-- Input start --
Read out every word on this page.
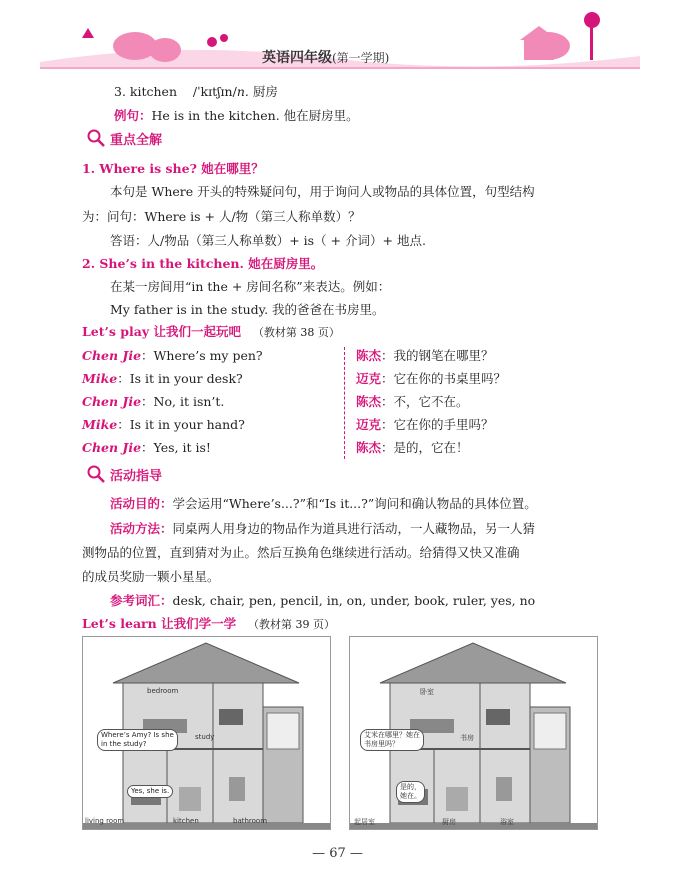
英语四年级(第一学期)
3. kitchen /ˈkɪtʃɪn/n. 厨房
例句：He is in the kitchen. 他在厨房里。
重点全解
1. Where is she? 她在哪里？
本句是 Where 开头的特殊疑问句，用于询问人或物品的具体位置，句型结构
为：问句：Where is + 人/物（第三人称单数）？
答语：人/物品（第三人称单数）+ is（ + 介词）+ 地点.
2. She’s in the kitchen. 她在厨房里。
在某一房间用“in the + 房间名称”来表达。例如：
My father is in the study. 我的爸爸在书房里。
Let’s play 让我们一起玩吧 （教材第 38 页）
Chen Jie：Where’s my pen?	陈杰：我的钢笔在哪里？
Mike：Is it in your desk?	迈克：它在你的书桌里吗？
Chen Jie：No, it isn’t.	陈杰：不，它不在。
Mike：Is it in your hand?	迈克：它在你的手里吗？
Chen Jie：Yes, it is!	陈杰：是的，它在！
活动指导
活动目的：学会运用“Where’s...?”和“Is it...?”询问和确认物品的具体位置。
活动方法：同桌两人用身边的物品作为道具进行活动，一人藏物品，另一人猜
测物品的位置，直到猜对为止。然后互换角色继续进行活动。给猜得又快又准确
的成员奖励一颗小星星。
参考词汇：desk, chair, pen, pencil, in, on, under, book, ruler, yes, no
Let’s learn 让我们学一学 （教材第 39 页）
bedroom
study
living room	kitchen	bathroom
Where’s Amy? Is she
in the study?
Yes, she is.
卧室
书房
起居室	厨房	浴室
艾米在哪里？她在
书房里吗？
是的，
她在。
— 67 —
-- Input end --
-- Input start --
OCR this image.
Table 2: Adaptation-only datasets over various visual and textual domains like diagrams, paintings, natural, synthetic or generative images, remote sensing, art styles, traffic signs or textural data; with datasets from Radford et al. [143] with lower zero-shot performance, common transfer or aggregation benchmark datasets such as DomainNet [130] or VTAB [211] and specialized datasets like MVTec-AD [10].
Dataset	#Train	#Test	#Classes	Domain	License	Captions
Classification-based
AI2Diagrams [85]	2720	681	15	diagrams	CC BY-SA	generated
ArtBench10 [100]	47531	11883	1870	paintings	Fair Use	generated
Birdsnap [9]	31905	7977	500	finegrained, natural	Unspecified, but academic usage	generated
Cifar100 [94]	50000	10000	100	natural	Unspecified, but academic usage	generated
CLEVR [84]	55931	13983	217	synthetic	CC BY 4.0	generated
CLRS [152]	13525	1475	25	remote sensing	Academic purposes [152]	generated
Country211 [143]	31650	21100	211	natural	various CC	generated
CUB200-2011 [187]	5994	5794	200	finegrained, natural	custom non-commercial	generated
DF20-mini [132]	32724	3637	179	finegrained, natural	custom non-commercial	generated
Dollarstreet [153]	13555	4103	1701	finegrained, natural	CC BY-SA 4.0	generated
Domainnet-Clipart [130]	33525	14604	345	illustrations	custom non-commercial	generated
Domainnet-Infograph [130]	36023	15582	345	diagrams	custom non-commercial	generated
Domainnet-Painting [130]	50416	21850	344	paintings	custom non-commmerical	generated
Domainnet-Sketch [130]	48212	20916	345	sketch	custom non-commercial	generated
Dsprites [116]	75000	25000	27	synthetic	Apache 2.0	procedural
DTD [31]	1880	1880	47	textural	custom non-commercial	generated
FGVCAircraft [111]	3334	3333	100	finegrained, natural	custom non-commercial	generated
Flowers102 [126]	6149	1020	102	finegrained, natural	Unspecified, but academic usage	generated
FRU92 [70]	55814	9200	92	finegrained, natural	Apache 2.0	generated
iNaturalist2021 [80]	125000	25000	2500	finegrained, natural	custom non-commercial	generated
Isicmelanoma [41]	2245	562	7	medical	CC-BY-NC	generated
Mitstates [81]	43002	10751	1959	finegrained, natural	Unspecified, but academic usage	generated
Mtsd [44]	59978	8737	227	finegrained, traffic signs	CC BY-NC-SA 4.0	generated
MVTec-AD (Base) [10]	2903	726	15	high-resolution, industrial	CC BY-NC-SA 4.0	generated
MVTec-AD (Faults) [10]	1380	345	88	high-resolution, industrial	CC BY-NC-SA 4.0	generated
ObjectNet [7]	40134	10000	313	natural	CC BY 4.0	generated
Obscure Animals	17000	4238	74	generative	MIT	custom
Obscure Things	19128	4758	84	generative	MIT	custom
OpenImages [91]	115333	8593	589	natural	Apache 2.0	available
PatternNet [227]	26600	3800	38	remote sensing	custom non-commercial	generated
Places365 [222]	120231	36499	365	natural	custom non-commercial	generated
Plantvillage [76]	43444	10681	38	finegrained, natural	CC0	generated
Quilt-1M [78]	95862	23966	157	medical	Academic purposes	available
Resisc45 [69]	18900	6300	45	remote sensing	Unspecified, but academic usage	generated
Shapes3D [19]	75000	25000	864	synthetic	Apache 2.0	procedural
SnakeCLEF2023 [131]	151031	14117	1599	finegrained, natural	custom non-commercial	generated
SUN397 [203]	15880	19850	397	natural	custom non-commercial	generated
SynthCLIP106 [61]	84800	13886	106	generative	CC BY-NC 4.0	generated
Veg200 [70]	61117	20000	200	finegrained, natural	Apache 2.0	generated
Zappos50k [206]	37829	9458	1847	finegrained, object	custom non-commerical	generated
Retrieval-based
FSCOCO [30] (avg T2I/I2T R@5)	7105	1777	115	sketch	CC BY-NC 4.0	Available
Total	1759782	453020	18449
-- Input end --
-- Input start --
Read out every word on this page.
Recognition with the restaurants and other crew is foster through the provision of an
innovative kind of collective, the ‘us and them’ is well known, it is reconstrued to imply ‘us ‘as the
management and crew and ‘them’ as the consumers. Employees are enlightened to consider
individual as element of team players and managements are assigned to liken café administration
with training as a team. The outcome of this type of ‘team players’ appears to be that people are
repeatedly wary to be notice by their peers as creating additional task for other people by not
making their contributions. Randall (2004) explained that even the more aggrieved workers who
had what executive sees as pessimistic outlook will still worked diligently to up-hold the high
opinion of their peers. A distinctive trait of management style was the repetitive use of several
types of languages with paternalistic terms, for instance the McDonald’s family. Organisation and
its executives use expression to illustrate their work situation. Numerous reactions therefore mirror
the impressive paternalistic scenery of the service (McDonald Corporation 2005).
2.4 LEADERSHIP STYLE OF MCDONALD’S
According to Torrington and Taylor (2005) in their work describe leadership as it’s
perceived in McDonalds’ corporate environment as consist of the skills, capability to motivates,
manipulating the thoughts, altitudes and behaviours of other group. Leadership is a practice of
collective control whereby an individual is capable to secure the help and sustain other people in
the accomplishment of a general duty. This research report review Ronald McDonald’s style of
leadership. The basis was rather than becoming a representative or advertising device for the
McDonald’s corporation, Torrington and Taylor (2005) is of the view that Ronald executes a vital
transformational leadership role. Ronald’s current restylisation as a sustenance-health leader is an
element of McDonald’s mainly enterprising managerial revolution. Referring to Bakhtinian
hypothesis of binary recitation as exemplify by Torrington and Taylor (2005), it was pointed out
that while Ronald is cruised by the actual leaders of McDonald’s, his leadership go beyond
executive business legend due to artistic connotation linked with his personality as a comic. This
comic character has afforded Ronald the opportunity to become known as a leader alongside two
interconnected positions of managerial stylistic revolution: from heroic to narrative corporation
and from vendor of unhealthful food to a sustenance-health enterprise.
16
-- Input end --
▸ Given request
Copy all lines from the material that include "desk".

▸ Solved exercise
Mike：Is it in your desk?	迈克：它在你的书桌里吗？
参考词汇：desk, chair, pen, pencil, in, on, under, book, ruler, yes, no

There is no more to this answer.